INSTRUCTION. Give back every line exactly as it appears, pictures excluded.

## Begin GIVEN DATA

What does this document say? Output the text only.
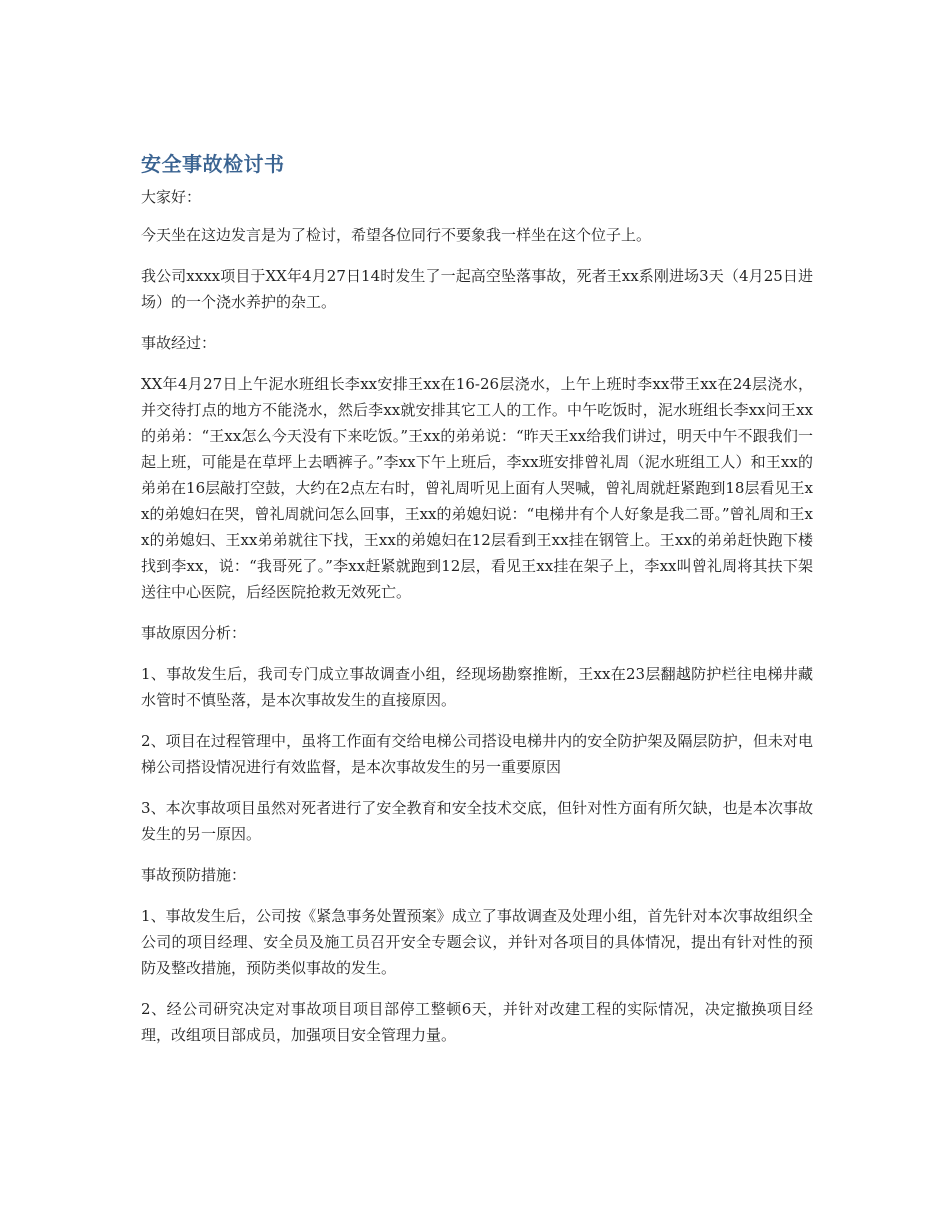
安全事故检讨书

大家好：

今天坐在这边发言是为了检讨，希望各位同行不要象我一样坐在这个位子上。

我公司xxxx项目于XX年4月27日14时发生了一起高空坠落事故，死者王xx系刚进场3天（4月25日进场）的一个浇水养护的杂工。

事故经过：

XX年4月27日上午泥水班组长李xx安排王xx在16-26层浇水，上午上班时李xx带王xx在24层浇水，并交待打点的地方不能浇水，然后李xx就安排其它工人的工作。中午吃饭时，泥水班组长李xx问王xx的弟弟：“王xx怎么今天没有下来吃饭。”王xx的弟弟说：“昨天王xx给我们讲过，明天中午不跟我们一起上班，可能是在草坪上去晒裤子。”李xx下午上班后，李xx班安排曾礼周（泥水班组工人）和王xx的弟弟在16层敲打空鼓，大约在2点左右时，曾礼周听见上面有人哭喊，曾礼周就赶紧跑到18层看见王xx的弟媳妇在哭，曾礼周就问怎么回事，王xx的弟媳妇说：“电梯井有个人好象是我二哥。”曾礼周和王xx的弟媳妇、王xx弟弟就往下找，王xx的弟媳妇在12层看到王xx挂在钢管上。王xx的弟弟赶快跑下楼找到李xx，说：“我哥死了。”李xx赶紧就跑到12层，看见王xx挂在架子上，李xx叫曾礼周将其扶下架送往中心医院，后经医院抢救无效死亡。

事故原因分析：

1、事故发生后，我司专门成立事故调查小组，经现场勘察推断，王xx在23层翻越防护栏往电梯井藏水管时不慎坠落，是本次事故发生的直接原因。

2、项目在过程管理中，虽将工作面有交给电梯公司搭设电梯井内的安全防护架及隔层防护，但未对电梯公司搭设情况进行有效监督，是本次事故发生的另一重要原因

3、本次事故项目虽然对死者进行了安全教育和安全技术交底，但针对性方面有所欠缺，也是本次事故发生的另一原因。

事故预防措施：

1、事故发生后，公司按《紧急事务处置预案》成立了事故调查及处理小组，首先针对本次事故组织全公司的项目经理、安全员及施工员召开安全专题会议，并针对各项目的具体情况，提出有针对性的预防及整改措施，预防类似事故的发生。

2、经公司研究决定对事故项目项目部停工整顿6天，并针对改建工程的实际情况，决定撤换项目经理，改组项目部成员，加强项目安全管理力量。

## End GIVEN DATA

SOLUTION.
What does this document say? Output the text only.
安全事故检讨书

大家好：

今天坐在这边发言是为了检讨，希望各位同行不要象我一样坐在这个位子上。

我公司xxxx项目于XX年4月27日14时发生了一起高空坠落事故，死者王xx系刚进场3天（4月25日进场）的一个浇水养护的杂工。

事故经过：

XX年4月27日上午泥水班组长李xx安排王xx在16-26层浇水，上午上班时李xx带王xx在24层浇水，并交待打点的地方不能浇水，然后李xx就安排其它工人的工作。中午吃饭时，泥水班组长李xx问王xx的弟弟：“王xx怎么今天没有下来吃饭。”王xx的弟弟说：“昨天王xx给我们讲过，明天中午不跟我们一起上班，可能是在草坪上去晒裤子。”李xx下午上班后，李xx班安排曾礼周（泥水班组工人）和王xx的弟弟在16层敲打空鼓，大约在2点左右时，曾礼周听见上面有人哭喊，曾礼周就赶紧跑到18层看见王xx的弟媳妇在哭，曾礼周就问怎么回事，王xx的弟媳妇说：“电梯井有个人好象是我二哥。”曾礼周和王xx的弟媳妇、王xx弟弟就往下找，王xx的弟媳妇在12层看到王xx挂在钢管上。王xx的弟弟赶快跑下楼找到李xx，说：“我哥死了。”李xx赶紧就跑到12层，看见王xx挂在架子上，李xx叫曾礼周将其扶下架送往中心医院，后经医院抢救无效死亡。

事故原因分析：

1、事故发生后，我司专门成立事故调查小组，经现场勘察推断，王xx在23层翻越防护栏往电梯井藏水管时不慎坠落，是本次事故发生的直接原因。

2、项目在过程管理中，虽将工作面有交给电梯公司搭设电梯井内的安全防护架及隔层防护，但未对电梯公司搭设情况进行有效监督，是本次事故发生的另一重要原因

3、本次事故项目虽然对死者进行了安全教育和安全技术交底，但针对性方面有所欠缺，也是本次事故发生的另一原因。

事故预防措施：

1、事故发生后，公司按《紧急事务处置预案》成立了事故调查及处理小组，首先针对本次事故组织全公司的项目经理、安全员及施工员召开安全专题会议，并针对各项目的具体情况，提出有针对性的预防及整改措施，预防类似事故的发生。

2、经公司研究决定对事故项目项目部停工整顿6天，并针对改建工程的实际情况，决定撤换项目经理，改组项目部成员，加强项目安全管理力量。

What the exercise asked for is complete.